TASK BRIEF ::
Exactly reproduce all the records, keeping pictures out of the copy.

INPUT DATA ::

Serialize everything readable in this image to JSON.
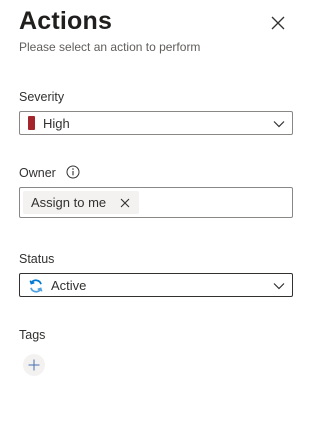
{
  "panel": {
    "title": "Actions",
    "subtitle": "Please select an action to perform",
    "close_icon": "close-icon"
  },
  "severity": {
    "label": "Severity",
    "value": "High",
    "swatch_color": "#a4262c",
    "chevron_icon": "chevron-down-icon"
  },
  "owner": {
    "label": "Owner",
    "info_icon": "info-icon",
    "chip_label": "Assign to me",
    "chip_remove_icon": "close-icon"
  },
  "status": {
    "label": "Status",
    "value": "Active",
    "status_icon": "refresh-icon",
    "status_icon_color": "#0078d4",
    "chevron_icon": "chevron-down-icon"
  },
  "tags": {
    "label": "Tags",
    "add_icon": "plus-icon"
  }
}
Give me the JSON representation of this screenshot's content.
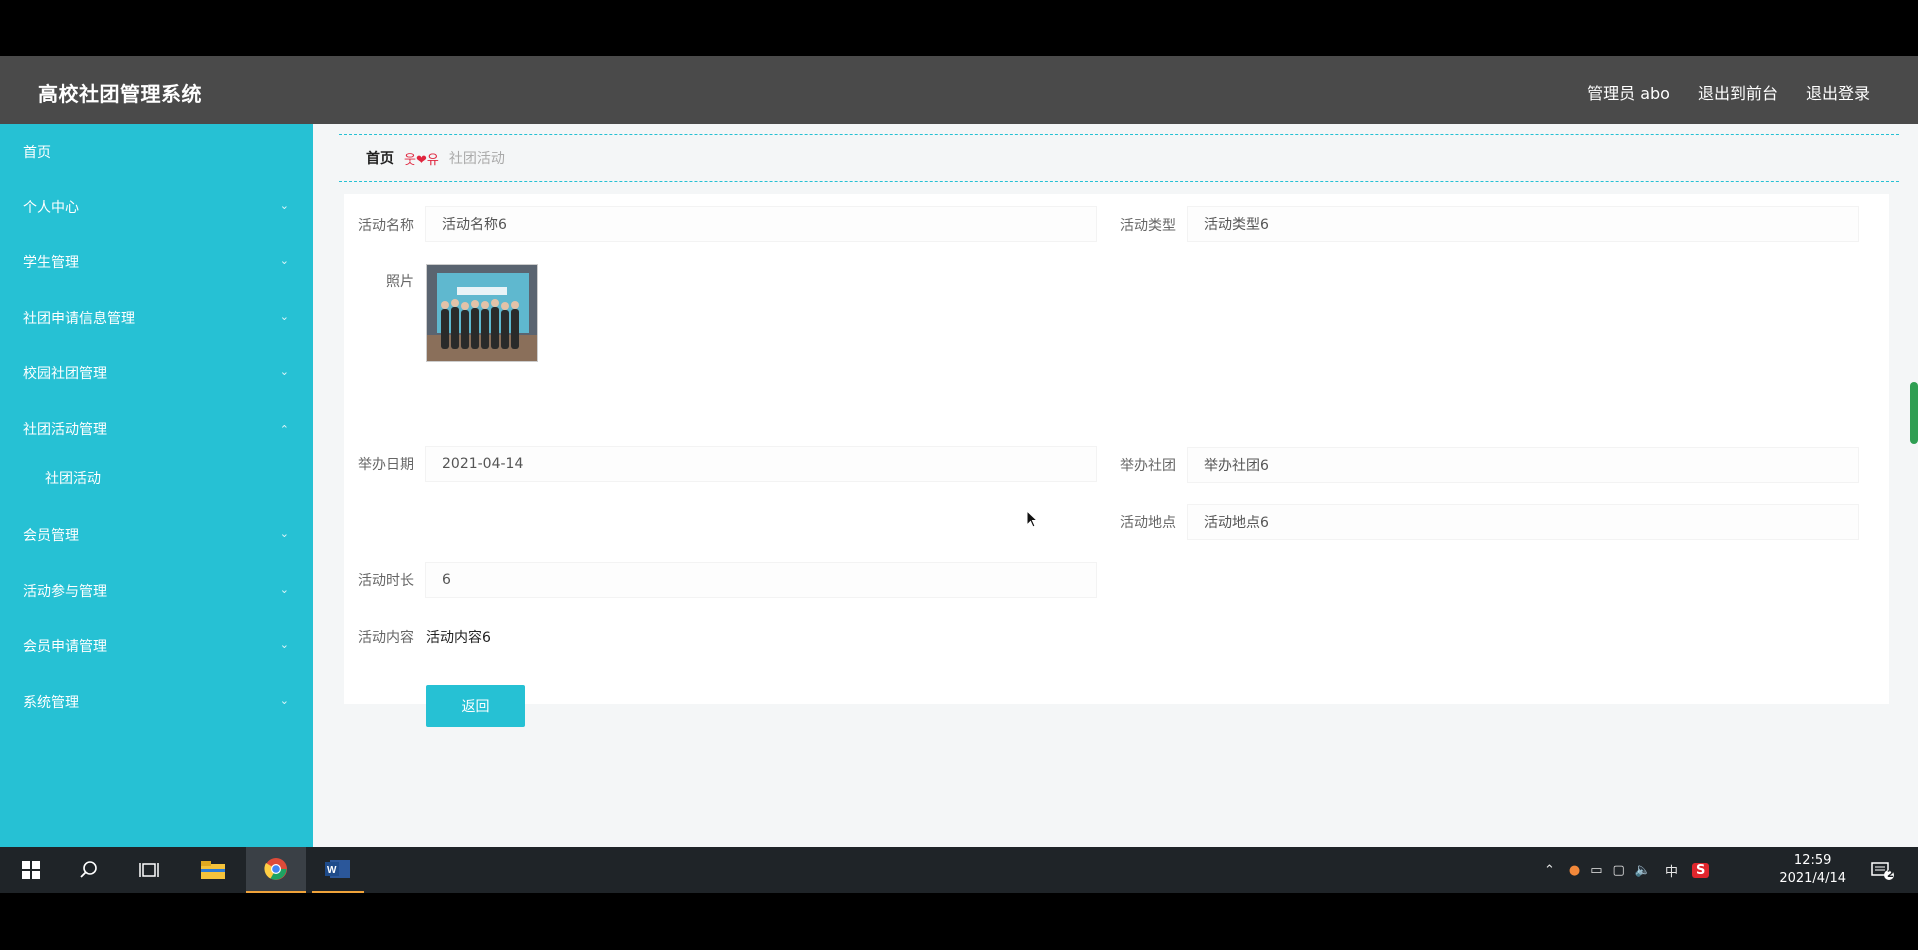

SOLUTION ::
Serialize everything readable in this image to JSON.
{
  "panel": {
    "title": "Actions",
    "subtitle": "Please select an action to perform",
    "close_icon": "close-icon"
  },
  "severity": {
    "label": "Severity",
    "value": "High",
    "swatch_color": "#a4262c",
    "chevron_icon": "chevron-down-icon"
  },
  "owner": {
    "label": "Owner",
    "info_icon": "info-icon",
    "chip_label": "Assign to me",
    "chip_remove_icon": "close-icon"
  },
  "status": {
    "label": "Status",
    "value": "Active",
    "status_icon": "refresh-icon",
    "status_icon_color": "#0078d4",
    "chevron_icon": "chevron-down-icon"
  },
  "tags": {
    "label": "Tags",
    "add_icon": "plus-icon"
  }
}
Give me the JSON representation of this screenshot's content.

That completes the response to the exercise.